** LISTED RECORDS **

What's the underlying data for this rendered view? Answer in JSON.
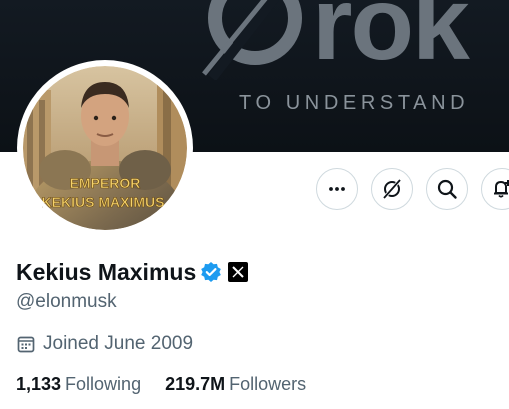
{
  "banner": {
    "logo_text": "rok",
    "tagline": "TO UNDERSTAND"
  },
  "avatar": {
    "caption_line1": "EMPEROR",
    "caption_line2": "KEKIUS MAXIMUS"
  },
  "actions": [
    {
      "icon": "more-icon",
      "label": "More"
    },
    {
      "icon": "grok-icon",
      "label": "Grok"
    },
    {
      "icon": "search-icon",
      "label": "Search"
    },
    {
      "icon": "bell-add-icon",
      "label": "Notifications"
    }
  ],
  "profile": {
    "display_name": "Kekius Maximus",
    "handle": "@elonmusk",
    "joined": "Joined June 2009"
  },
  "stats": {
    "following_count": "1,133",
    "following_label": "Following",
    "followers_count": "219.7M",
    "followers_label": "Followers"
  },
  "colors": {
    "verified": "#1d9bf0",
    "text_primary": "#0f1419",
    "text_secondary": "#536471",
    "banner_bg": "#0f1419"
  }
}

** WHAT YOU WILL DO **
All the lines above are to be reproduced exactly, except the pictures.

** SOLUTION TO THIS PROBLEM **
What's the underlying data for this rendered view? Answer in JSON.
{
  "banner": {
    "logo_text": "rok",
    "tagline": "TO UNDERSTAND"
  },
  "avatar": {
    "caption_line1": "EMPEROR",
    "caption_line2": "KEKIUS MAXIMUS"
  },
  "actions": [
    {
      "icon": "more-icon",
      "label": "More"
    },
    {
      "icon": "grok-icon",
      "label": "Grok"
    },
    {
      "icon": "search-icon",
      "label": "Search"
    },
    {
      "icon": "bell-add-icon",
      "label": "Notifications"
    }
  ],
  "profile": {
    "display_name": "Kekius Maximus",
    "handle": "@elonmusk",
    "joined": "Joined June 2009"
  },
  "stats": {
    "following_count": "1,133",
    "following_label": "Following",
    "followers_count": "219.7M",
    "followers_label": "Followers"
  },
  "colors": {
    "verified": "#1d9bf0",
    "text_primary": "#0f1419",
    "text_secondary": "#536471",
    "banner_bg": "#0f1419"
  }
}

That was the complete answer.